▶ _WORK TO COMPLETE_:
Produce the listing below again, exactly as shown.

▶ _GIVEN RECORDS_:
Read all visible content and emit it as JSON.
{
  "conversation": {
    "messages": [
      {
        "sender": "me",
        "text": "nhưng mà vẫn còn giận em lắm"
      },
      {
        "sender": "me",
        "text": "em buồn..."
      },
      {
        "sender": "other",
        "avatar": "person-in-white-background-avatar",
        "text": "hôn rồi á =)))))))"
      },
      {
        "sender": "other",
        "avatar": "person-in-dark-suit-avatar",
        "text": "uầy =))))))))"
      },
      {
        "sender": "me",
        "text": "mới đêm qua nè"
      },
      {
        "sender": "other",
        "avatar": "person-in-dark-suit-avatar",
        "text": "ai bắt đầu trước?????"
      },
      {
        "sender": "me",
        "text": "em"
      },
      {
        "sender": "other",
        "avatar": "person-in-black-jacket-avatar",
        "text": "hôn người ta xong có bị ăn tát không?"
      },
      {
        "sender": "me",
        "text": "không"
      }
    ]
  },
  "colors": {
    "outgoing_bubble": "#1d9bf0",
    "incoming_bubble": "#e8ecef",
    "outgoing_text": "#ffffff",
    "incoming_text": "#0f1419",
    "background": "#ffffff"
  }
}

▶ _FULL RESPONSE_:
Read all visible content and emit it as JSON.
{
  "conversation": {
    "messages": [
      {
        "sender": "me",
        "text": "nhưng mà vẫn còn giận em lắm"
      },
      {
        "sender": "me",
        "text": "em buồn..."
      },
      {
        "sender": "other",
        "avatar": "person-in-white-background-avatar",
        "text": "hôn rồi á =)))))))"
      },
      {
        "sender": "other",
        "avatar": "person-in-dark-suit-avatar",
        "text": "uầy =))))))))"
      },
      {
        "sender": "me",
        "text": "mới đêm qua nè"
      },
      {
        "sender": "other",
        "avatar": "person-in-dark-suit-avatar",
        "text": "ai bắt đầu trước?????"
      },
      {
        "sender": "me",
        "text": "em"
      },
      {
        "sender": "other",
        "avatar": "person-in-black-jacket-avatar",
        "text": "hôn người ta xong có bị ăn tát không?"
      },
      {
        "sender": "me",
        "text": "không"
      }
    ]
  },
  "colors": {
    "outgoing_bubble": "#1d9bf0",
    "incoming_bubble": "#e8ecef",
    "outgoing_text": "#ffffff",
    "incoming_text": "#0f1419",
    "background": "#ffffff"
  }
}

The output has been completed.